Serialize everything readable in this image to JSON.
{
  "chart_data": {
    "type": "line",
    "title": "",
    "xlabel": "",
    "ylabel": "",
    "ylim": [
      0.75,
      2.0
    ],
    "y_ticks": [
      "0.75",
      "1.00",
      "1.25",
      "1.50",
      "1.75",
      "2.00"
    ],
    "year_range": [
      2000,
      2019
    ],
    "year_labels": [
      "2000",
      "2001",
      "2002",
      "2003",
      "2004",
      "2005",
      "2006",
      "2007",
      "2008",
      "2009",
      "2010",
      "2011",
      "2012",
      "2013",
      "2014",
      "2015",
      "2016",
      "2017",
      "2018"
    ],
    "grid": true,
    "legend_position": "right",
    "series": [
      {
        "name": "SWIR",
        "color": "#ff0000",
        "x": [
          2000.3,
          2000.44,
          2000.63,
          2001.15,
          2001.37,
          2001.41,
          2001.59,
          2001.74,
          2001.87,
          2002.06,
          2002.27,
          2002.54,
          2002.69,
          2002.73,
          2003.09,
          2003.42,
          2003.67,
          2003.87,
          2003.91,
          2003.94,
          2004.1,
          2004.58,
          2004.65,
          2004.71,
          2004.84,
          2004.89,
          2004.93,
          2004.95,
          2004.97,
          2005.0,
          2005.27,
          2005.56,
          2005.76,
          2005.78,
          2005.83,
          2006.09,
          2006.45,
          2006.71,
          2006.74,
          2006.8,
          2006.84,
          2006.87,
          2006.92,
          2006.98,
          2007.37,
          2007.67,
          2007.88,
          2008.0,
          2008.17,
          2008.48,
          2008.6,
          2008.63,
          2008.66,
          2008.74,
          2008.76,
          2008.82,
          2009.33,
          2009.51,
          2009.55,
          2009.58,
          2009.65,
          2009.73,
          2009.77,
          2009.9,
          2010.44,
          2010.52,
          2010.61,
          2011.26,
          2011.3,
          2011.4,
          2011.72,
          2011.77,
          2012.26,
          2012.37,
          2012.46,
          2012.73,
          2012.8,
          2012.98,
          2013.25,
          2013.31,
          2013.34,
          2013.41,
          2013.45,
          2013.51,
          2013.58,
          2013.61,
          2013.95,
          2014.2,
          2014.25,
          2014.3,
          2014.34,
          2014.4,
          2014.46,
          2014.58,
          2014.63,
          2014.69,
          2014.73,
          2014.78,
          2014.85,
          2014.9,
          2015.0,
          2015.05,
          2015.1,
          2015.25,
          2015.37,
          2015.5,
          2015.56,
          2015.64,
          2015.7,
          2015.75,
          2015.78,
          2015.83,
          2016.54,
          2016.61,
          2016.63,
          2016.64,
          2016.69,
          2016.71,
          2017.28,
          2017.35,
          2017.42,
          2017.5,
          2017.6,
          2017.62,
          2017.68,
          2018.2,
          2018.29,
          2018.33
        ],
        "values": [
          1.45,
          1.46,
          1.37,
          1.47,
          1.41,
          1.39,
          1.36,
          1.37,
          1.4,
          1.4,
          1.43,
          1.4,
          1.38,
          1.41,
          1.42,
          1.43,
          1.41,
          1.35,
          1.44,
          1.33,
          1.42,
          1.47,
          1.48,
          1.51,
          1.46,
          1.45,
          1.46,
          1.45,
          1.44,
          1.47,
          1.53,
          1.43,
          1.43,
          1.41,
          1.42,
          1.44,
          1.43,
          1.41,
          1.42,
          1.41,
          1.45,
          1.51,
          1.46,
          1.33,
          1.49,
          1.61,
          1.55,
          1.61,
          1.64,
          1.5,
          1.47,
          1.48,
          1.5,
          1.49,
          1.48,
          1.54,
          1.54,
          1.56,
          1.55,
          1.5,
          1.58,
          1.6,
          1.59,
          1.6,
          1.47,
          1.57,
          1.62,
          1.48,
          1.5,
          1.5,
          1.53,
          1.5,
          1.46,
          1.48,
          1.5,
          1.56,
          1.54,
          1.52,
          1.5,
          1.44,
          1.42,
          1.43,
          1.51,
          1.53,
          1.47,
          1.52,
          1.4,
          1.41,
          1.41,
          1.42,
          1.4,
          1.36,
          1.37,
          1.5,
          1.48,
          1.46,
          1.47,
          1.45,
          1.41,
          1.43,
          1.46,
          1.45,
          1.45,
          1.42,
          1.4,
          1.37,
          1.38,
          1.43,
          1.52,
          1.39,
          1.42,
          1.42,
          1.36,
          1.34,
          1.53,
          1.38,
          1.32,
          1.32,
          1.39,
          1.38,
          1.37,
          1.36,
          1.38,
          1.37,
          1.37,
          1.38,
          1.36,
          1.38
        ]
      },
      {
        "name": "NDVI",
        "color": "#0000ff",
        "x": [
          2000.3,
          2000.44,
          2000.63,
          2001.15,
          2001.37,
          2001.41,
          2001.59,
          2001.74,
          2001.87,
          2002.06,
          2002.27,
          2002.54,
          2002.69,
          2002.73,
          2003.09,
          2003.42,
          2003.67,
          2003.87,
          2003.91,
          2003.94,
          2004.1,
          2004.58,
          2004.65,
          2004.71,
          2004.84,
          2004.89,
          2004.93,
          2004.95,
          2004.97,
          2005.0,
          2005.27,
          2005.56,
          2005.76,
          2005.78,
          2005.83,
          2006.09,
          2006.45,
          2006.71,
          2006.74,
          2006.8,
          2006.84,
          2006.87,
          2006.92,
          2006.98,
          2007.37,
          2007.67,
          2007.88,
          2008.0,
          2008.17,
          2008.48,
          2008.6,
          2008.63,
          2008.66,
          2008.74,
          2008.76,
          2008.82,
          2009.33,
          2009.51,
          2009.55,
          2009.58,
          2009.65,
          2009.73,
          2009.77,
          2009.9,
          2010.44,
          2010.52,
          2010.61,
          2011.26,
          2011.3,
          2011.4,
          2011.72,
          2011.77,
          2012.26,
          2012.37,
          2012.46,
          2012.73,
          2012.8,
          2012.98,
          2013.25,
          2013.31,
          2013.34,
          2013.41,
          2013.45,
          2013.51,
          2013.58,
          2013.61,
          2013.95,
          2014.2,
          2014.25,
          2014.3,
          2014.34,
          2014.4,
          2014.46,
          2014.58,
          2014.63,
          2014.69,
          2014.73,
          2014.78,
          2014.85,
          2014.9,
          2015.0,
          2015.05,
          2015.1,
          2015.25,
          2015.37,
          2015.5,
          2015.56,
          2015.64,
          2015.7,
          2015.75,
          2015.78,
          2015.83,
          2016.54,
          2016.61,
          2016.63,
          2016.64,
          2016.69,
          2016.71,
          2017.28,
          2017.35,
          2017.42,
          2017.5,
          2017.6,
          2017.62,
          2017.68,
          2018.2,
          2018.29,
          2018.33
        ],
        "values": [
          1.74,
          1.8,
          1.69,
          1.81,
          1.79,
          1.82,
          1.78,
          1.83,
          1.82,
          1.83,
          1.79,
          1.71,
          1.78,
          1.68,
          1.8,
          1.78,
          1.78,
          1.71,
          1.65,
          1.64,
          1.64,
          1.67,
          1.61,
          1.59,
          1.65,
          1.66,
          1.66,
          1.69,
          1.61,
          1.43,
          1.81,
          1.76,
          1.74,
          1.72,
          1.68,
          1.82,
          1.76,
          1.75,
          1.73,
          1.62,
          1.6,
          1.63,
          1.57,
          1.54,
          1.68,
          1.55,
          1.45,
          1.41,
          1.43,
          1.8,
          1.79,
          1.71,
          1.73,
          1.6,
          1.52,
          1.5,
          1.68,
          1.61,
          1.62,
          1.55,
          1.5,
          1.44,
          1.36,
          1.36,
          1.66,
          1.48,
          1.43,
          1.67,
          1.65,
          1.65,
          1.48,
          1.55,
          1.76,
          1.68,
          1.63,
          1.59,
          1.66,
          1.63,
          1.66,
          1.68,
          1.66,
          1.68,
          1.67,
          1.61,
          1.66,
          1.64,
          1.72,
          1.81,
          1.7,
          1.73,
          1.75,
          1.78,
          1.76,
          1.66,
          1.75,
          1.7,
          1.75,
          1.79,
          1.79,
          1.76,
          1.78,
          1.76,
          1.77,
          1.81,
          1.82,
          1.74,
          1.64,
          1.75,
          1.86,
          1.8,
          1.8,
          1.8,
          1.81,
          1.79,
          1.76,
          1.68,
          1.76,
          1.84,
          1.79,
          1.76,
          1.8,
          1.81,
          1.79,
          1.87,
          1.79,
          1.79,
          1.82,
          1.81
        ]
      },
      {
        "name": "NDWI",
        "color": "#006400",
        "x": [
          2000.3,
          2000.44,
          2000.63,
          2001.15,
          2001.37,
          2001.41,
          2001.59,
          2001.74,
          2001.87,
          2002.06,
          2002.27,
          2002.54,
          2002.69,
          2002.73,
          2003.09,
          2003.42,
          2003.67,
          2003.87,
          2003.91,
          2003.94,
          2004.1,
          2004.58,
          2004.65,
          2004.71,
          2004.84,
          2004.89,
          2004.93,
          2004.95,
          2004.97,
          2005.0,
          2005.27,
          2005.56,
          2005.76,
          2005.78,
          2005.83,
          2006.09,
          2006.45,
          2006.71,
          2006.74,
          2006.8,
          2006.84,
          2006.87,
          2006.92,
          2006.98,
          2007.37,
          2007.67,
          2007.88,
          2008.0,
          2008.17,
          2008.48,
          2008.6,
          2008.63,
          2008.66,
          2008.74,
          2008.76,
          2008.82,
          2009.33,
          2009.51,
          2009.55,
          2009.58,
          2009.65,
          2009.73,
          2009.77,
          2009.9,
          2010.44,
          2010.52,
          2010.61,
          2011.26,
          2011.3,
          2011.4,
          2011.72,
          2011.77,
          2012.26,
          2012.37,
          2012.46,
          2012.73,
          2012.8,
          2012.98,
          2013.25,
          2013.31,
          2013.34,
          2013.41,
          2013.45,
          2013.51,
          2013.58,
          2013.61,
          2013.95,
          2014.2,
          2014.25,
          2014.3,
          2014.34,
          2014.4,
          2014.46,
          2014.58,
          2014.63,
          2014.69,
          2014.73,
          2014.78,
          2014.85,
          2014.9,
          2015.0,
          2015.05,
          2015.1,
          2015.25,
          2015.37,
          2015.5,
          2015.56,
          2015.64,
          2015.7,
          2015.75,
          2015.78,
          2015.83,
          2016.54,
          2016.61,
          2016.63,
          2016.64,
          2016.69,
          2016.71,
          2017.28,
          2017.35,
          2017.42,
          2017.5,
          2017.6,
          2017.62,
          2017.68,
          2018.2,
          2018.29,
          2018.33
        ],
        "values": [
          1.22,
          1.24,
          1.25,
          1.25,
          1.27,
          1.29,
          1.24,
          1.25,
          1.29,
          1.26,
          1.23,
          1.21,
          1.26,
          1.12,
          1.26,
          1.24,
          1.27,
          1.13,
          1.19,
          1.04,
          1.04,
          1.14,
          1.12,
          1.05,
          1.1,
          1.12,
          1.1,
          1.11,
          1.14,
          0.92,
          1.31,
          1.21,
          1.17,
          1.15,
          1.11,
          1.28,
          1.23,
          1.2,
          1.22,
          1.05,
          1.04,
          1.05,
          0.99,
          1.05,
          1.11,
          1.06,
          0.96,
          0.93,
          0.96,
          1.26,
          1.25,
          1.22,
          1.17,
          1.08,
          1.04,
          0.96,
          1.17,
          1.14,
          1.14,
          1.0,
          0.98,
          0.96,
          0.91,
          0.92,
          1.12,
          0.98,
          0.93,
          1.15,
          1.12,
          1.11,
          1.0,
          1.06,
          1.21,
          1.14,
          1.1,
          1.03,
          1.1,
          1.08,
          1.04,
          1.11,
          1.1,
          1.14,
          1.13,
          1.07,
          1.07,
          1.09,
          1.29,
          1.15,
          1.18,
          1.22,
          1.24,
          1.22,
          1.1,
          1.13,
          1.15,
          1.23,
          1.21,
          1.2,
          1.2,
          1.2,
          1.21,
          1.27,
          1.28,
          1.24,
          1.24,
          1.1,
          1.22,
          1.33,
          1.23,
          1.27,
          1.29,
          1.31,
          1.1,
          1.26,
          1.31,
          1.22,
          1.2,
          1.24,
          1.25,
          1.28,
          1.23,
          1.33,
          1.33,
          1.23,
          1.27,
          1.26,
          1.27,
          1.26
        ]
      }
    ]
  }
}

## What to do
Filter out every line that lacks the word "color", and copy the rest.

## Solution to this exercise
        "color": "#ff0000",
        "color": "#0000ff",
        "color": "#006400",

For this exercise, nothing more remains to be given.